- Excerpted text

□ □ □ □ □ □ □

You are viewing a plain text version of this content. The canonical link for it is here.
Posted to users@httpd.apache.org by Matthijs van der Klip <ma...@spill.nl> on 2004/07/08 11:16:14 UTC
[users@httpd] segmentation faults and zombie processes

Hi,

Hoping that someone can shed some light on the following (this has become
quite a long read I'm afraid):


ENVIRONMENT
-----------

I'm one of the administrators of a pool of seven webservers being
loadbalanced by LVS (http://linuxvirtualserver.org).  Linux / Apache /
MySQL / PHP installation on all seven webservers is identical:

- RedHat Linux 8.0 with kernel 2.4.20-28.8smp
- Apache 1.3.31 with patches applied most of which originate from RedHat
  (See below for a list of patches, and configure script)
- MySQL 4.0.20 client installed from RPM's from http://mysql.com
  (shared library linked to PHP module)
- PHP 4.3.7 without patches applied compiled as a module
  (See below for configure script)


Basically this consists of a customized Redhat 7.3 Apache 1.3.27
installation ported to RedHat 8.0 and upgraded to Apache 1.3.31.

□ □ □ □ □ □ □

- Dataset excerpt
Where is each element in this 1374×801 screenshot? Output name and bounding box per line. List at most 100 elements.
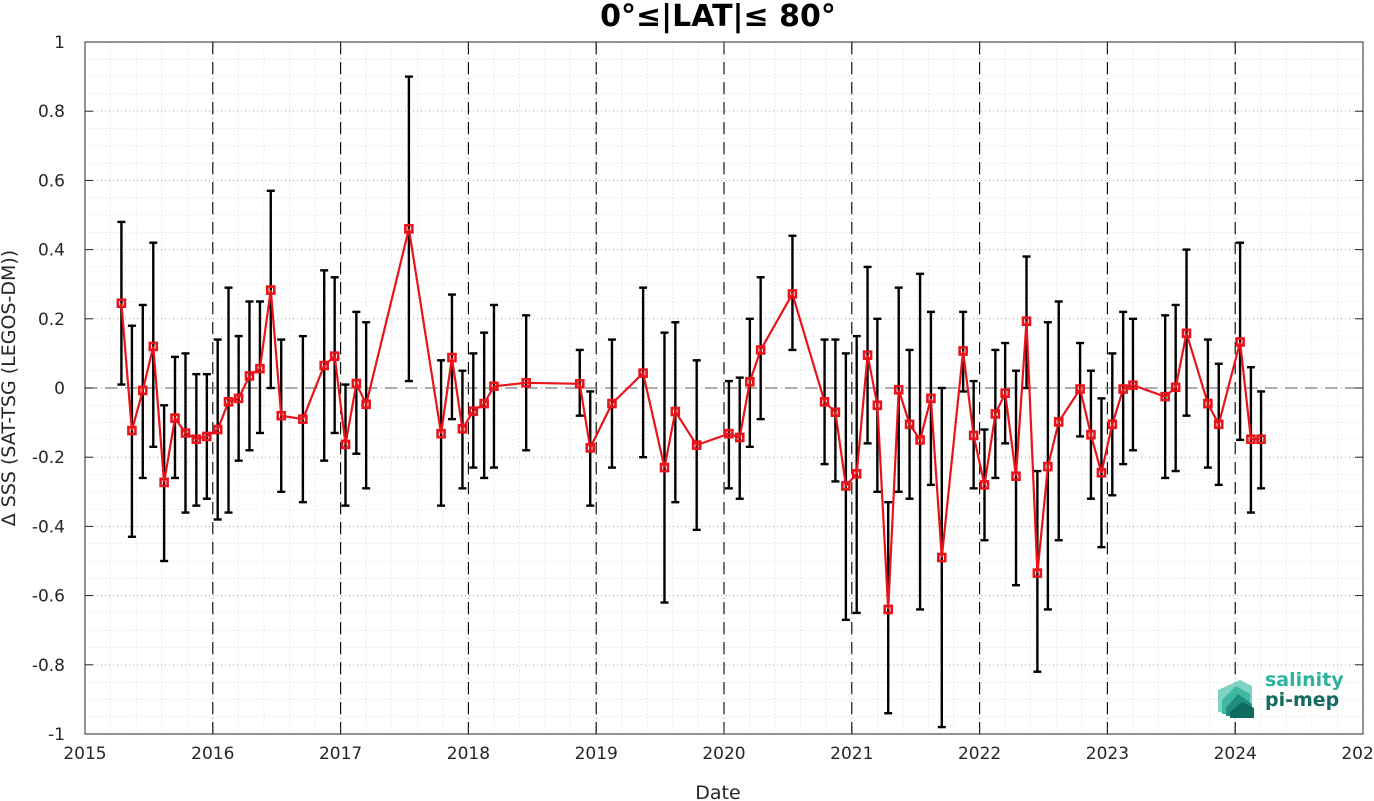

□ □ □ □ □ □ □

- Given problem
The mailing list post lists the software installed on each of the seven webservers. Give every item in that list with its version number.

- Answer to the task
- RedHat Linux 8.0 (kernel 2.4.20-28.8smp)
- Apache 1.3.31
- MySQL 4.0.20 client
- PHP 4.3.7